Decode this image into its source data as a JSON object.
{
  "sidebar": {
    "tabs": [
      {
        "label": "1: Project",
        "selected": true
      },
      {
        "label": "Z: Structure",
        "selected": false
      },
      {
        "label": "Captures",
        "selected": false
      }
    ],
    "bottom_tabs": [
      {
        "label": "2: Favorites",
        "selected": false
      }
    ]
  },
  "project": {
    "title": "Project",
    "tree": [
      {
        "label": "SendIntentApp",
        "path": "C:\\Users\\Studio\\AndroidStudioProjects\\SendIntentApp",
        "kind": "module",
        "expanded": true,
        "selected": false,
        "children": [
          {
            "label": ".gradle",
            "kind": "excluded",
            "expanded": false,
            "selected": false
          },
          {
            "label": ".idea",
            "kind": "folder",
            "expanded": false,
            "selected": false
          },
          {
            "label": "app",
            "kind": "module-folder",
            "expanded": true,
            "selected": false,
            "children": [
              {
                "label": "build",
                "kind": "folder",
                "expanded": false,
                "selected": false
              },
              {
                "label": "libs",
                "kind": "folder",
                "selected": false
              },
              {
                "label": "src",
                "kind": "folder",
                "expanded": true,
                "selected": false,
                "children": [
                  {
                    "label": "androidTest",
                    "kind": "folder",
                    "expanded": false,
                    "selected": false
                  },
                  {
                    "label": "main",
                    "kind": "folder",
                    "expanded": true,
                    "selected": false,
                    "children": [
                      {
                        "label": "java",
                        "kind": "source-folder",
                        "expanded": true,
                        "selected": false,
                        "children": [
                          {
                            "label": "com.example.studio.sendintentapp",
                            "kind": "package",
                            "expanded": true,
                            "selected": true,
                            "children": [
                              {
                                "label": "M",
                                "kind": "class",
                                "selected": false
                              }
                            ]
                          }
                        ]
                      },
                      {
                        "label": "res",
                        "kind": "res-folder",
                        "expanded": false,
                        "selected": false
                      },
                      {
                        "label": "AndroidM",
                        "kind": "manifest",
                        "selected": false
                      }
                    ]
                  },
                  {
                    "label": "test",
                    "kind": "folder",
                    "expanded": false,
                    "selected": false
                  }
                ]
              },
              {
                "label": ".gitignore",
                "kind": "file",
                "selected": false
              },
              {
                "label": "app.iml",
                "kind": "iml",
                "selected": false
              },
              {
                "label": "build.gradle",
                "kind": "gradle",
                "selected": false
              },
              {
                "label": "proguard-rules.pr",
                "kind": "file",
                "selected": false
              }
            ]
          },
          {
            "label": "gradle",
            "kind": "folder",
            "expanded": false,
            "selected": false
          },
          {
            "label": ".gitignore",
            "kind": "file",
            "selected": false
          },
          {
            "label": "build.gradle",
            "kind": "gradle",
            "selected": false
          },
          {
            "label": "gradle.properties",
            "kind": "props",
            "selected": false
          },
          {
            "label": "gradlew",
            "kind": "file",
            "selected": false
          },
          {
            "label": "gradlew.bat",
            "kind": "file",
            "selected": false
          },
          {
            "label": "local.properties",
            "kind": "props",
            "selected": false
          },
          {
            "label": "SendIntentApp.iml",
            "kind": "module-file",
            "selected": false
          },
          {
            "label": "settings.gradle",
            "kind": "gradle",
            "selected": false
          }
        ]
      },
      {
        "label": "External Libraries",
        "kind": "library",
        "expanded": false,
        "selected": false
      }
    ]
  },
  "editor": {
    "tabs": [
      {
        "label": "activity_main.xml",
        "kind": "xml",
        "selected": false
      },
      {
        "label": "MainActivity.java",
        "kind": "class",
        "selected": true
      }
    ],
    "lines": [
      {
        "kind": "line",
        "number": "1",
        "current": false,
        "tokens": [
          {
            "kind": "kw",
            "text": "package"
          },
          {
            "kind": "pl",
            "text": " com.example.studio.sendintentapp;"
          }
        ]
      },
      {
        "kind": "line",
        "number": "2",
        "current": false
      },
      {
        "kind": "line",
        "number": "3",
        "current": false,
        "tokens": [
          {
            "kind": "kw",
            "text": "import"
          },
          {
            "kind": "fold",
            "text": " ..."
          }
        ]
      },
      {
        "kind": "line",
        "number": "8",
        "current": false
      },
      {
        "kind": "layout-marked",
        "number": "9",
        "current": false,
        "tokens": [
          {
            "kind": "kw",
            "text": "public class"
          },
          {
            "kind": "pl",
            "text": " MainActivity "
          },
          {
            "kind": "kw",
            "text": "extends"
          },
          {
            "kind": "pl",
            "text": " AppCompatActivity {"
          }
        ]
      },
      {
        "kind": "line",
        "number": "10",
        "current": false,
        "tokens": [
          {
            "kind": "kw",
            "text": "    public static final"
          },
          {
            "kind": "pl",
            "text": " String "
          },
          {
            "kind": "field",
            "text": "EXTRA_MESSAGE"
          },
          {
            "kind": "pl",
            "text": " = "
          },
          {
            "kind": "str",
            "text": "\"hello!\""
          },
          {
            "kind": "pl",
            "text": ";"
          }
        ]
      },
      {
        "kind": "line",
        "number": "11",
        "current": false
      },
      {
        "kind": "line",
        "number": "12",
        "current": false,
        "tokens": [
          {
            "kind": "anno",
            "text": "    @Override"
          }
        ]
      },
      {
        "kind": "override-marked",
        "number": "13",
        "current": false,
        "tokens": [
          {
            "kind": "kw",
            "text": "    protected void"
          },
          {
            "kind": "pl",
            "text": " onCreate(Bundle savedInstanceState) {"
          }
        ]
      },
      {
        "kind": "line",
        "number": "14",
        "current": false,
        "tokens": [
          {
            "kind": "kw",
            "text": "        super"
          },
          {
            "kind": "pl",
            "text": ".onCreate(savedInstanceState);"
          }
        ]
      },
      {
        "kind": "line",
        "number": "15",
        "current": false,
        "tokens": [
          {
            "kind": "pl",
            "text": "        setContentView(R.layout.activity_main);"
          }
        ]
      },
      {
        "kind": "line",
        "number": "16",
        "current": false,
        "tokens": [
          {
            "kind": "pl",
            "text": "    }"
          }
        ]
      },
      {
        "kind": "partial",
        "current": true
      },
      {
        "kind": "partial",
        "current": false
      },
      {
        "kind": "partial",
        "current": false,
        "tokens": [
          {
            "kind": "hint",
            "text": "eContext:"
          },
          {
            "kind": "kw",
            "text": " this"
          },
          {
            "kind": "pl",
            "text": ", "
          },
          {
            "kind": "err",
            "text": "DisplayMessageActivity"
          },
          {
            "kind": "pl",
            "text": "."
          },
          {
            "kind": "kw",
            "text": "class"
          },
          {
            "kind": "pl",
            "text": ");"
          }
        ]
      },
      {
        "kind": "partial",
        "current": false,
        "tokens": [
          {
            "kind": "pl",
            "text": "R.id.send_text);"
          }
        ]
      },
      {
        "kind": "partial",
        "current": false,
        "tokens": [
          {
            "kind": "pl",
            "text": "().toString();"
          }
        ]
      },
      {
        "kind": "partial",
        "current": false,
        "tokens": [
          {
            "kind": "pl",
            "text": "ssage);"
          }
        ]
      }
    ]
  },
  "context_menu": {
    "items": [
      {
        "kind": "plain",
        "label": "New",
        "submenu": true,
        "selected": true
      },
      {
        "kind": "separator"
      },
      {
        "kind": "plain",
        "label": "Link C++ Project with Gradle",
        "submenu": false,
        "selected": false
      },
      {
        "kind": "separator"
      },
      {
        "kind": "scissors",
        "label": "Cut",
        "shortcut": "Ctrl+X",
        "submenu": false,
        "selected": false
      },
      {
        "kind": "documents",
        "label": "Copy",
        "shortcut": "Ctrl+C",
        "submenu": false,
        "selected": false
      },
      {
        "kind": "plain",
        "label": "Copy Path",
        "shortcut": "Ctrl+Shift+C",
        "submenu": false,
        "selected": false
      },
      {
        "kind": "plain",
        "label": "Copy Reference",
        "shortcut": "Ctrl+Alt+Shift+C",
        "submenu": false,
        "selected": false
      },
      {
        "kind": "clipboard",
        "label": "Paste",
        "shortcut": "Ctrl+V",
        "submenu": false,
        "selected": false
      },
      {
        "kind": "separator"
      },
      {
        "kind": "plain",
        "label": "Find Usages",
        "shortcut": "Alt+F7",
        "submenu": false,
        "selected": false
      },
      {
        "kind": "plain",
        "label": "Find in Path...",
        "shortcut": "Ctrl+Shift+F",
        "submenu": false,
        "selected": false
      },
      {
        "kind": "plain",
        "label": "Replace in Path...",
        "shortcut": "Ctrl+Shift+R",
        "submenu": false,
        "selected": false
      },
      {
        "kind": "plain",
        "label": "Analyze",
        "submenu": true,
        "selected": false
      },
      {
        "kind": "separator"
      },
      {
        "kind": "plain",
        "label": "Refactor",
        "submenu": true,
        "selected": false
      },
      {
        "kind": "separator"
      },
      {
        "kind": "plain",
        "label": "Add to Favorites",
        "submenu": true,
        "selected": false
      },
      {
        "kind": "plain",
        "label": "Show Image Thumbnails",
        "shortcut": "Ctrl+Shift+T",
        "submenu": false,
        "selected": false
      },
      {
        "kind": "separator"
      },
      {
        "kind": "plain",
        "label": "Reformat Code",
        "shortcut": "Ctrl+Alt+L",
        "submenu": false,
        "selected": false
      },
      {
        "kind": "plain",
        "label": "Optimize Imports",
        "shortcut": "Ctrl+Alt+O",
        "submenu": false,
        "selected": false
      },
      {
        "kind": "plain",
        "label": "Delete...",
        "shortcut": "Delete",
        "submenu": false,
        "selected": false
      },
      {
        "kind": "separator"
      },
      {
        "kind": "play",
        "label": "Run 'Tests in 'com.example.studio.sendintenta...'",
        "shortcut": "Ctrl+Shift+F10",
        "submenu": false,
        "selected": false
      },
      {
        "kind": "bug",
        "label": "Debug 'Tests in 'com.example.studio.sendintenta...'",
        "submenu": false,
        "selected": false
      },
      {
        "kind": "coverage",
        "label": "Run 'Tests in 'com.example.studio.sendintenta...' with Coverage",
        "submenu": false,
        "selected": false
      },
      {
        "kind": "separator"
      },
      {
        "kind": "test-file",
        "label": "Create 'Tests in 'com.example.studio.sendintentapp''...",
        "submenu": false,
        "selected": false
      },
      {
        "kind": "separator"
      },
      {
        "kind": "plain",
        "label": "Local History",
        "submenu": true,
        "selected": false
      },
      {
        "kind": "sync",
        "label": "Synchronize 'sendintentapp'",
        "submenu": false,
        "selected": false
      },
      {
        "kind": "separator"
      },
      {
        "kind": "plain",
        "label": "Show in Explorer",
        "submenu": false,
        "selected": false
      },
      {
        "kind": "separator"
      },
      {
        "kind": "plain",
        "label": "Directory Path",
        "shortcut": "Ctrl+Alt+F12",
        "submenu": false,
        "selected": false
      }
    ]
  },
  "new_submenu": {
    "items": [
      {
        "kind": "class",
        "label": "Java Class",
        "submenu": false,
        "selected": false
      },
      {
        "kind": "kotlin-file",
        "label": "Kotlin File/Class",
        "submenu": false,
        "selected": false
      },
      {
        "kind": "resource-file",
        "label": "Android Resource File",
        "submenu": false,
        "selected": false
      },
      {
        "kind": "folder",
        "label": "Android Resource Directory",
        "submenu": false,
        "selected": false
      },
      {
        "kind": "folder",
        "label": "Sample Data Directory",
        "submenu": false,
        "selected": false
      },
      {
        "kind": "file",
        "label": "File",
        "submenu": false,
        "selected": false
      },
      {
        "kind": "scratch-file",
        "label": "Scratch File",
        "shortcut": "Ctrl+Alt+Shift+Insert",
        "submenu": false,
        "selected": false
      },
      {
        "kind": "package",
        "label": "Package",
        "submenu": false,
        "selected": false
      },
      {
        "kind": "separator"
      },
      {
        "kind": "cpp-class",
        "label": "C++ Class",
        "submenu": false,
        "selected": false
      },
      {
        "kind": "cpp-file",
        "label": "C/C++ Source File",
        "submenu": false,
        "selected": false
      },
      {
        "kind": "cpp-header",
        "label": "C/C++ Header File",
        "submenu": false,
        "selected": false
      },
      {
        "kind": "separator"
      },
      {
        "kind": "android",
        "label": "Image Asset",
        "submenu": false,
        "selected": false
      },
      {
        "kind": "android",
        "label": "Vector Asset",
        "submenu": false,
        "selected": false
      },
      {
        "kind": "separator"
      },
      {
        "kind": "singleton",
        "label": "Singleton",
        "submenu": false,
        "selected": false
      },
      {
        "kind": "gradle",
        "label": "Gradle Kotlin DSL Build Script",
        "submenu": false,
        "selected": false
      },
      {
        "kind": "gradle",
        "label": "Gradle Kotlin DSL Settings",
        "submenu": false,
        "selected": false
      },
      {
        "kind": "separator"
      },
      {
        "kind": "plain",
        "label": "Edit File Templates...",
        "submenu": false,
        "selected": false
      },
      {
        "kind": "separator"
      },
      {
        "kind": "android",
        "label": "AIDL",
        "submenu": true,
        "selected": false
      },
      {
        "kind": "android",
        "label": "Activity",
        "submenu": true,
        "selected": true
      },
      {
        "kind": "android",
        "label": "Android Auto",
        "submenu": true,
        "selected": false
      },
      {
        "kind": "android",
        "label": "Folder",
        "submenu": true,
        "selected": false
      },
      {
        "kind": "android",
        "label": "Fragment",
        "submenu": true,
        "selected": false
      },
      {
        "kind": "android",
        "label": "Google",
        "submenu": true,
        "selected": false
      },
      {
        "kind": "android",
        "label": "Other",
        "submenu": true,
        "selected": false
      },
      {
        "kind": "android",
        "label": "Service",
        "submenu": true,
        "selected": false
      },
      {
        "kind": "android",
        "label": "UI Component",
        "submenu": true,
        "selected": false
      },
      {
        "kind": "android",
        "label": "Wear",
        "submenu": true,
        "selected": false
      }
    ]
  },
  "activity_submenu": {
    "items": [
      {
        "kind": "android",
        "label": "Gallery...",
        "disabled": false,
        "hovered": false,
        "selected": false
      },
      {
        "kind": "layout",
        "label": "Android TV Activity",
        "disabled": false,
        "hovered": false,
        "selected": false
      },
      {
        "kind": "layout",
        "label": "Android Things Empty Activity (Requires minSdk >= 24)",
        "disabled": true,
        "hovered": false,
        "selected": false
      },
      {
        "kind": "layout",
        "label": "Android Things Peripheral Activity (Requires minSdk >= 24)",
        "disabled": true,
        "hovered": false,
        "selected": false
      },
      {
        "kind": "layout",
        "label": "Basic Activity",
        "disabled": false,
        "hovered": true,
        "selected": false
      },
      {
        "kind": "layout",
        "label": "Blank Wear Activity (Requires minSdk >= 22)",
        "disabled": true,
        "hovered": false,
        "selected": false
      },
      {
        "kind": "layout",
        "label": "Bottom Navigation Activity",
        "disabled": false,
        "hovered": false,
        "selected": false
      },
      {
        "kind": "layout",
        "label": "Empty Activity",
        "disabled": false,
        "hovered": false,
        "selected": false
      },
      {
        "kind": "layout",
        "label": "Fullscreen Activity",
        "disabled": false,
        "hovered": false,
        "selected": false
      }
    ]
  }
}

- - - -

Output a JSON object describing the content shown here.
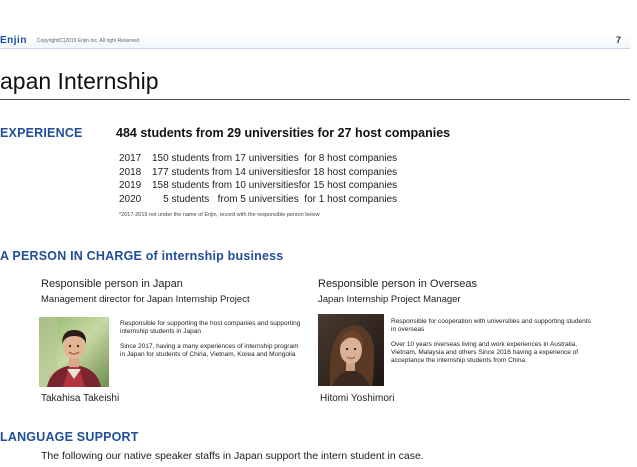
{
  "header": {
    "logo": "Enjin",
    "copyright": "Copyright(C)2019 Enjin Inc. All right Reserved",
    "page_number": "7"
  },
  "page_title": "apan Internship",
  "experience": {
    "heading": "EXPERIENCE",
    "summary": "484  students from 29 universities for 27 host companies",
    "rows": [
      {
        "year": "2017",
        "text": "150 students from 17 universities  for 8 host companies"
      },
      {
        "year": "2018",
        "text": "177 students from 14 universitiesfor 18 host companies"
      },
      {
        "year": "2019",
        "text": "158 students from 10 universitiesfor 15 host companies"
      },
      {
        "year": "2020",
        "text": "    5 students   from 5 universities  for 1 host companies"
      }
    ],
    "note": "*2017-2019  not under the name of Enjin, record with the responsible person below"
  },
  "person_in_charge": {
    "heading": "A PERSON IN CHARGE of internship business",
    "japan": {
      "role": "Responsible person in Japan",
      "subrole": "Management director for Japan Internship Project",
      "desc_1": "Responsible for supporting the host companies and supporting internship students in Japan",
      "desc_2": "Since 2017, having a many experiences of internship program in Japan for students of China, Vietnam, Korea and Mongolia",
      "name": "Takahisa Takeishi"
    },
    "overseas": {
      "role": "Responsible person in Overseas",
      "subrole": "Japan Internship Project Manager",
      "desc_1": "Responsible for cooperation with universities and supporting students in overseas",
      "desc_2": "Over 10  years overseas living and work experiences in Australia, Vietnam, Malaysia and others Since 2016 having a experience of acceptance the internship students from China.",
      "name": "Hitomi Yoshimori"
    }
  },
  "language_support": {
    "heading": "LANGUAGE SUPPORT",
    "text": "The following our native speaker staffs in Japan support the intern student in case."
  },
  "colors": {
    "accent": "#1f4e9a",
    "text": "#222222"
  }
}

- - - -

EXERCISE:
Each line that holds the word "Find" is to be copied.

THE OUTPUT:
        "label": "Find Usages",
        "label": "Find in Path...",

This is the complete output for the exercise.